Figure collection entries:
---

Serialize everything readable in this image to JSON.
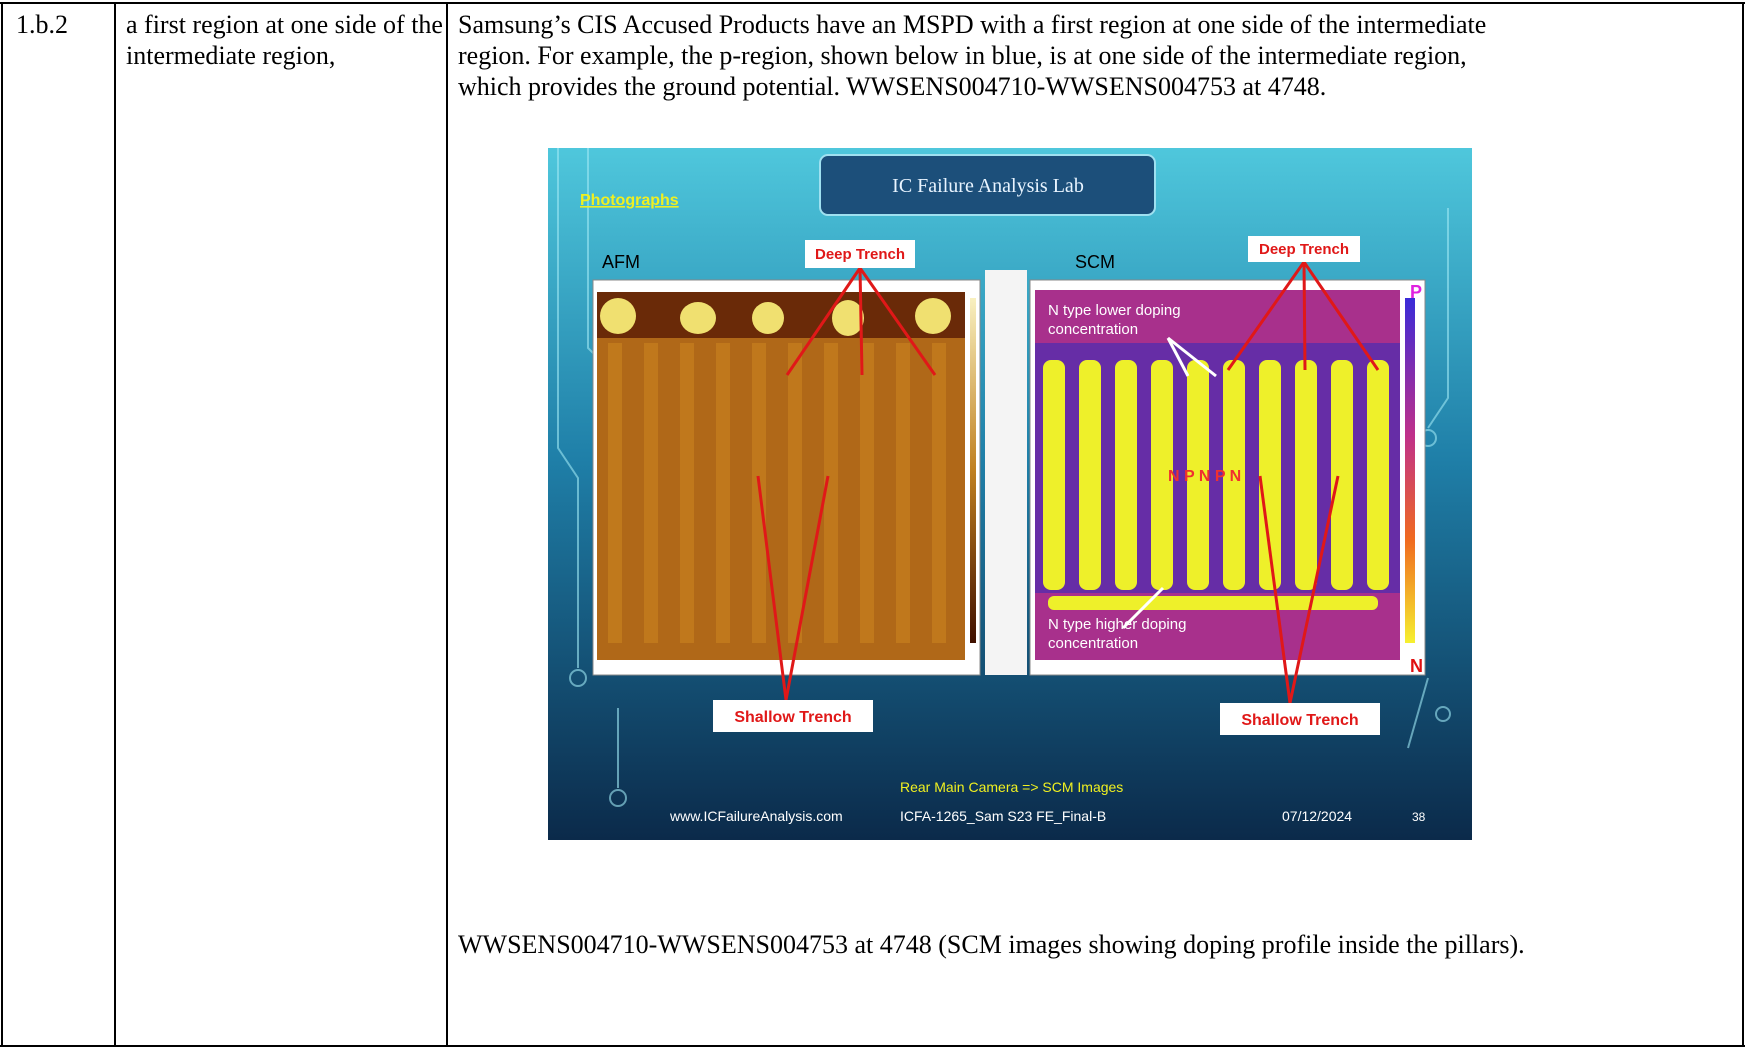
{
  "table": {
    "rows": [
      {
        "claim": "1.b.2",
        "element": "a first region at one side of the intermediate region,",
        "evidence": [
          "Samsung’s CIS Accused Products have an MSPD with a first region at one side of the intermediate region.  For example, the p-region, shown below in blue, is at one side of the intermediate region, which provides the ground potential.  WWSENS004710-WWSENS004753 at 4748.",
          "WWSENS004710-WWSENS004753 at 4748 (SCM images showing doping profile inside the pillars)."
        ]
      }
    ]
  },
  "figure": {
    "lab_title": "IC Failure Analysis Lab",
    "section": "Photographs",
    "left_label": "AFM",
    "right_label": "SCM",
    "deep_trench_left": "Deep Trench",
    "deep_trench_right": "Deep Trench",
    "shallow_trench_left": "Shallow Trench",
    "shallow_trench_right": "Shallow Trench",
    "lower_doping": [
      "N type lower doping",
      "concentration"
    ],
    "higher_doping": [
      "N type higher doping",
      "concentration"
    ],
    "pattern": "N P N P N",
    "scale_top": "P",
    "scale_bottom": "N",
    "caption": "Rear Main Camera => SCM Images",
    "website": "www.ICFailureAnalysis.com",
    "report": "ICFA-1265_Sam S23 FE_Final-B",
    "date": "07/12/2024",
    "page": "38"
  }
}
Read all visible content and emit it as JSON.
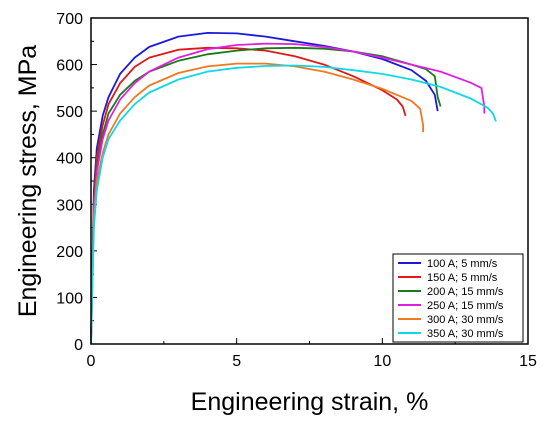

---

# The request
Leaving out the pictures, repeat the data above exactly.

# Final answer
Serialize everything readable in this image to JSON.
{
  "table": {
    "rows": [
      {
        "claim": "1.b.2",
        "element": "a first region at one side of the intermediate region,",
        "evidence": [
          "Samsung’s CIS Accused Products have an MSPD with a first region at one side of the intermediate region.  For example, the p-region, shown below in blue, is at one side of the intermediate region, which provides the ground potential.  WWSENS004710-WWSENS004753 at 4748.",
          "WWSENS004710-WWSENS004753 at 4748 (SCM images showing doping profile inside the pillars)."
        ]
      }
    ]
  },
  "figure": {
    "lab_title": "IC Failure Analysis Lab",
    "section": "Photographs",
    "left_label": "AFM",
    "right_label": "SCM",
    "deep_trench_left": "Deep Trench",
    "deep_trench_right": "Deep Trench",
    "shallow_trench_left": "Shallow Trench",
    "shallow_trench_right": "Shallow Trench",
    "lower_doping": [
      "N type lower doping",
      "concentration"
    ],
    "higher_doping": [
      "N type higher doping",
      "concentration"
    ],
    "pattern": "N P N P N",
    "scale_top": "P",
    "scale_bottom": "N",
    "caption": "Rear Main Camera => SCM Images",
    "website": "www.ICFailureAnalysis.com",
    "report": "ICFA-1265_Sam S23 FE_Final-B",
    "date": "07/12/2024",
    "page": "38"
  }
}
Read all visible content and emit it as JSON.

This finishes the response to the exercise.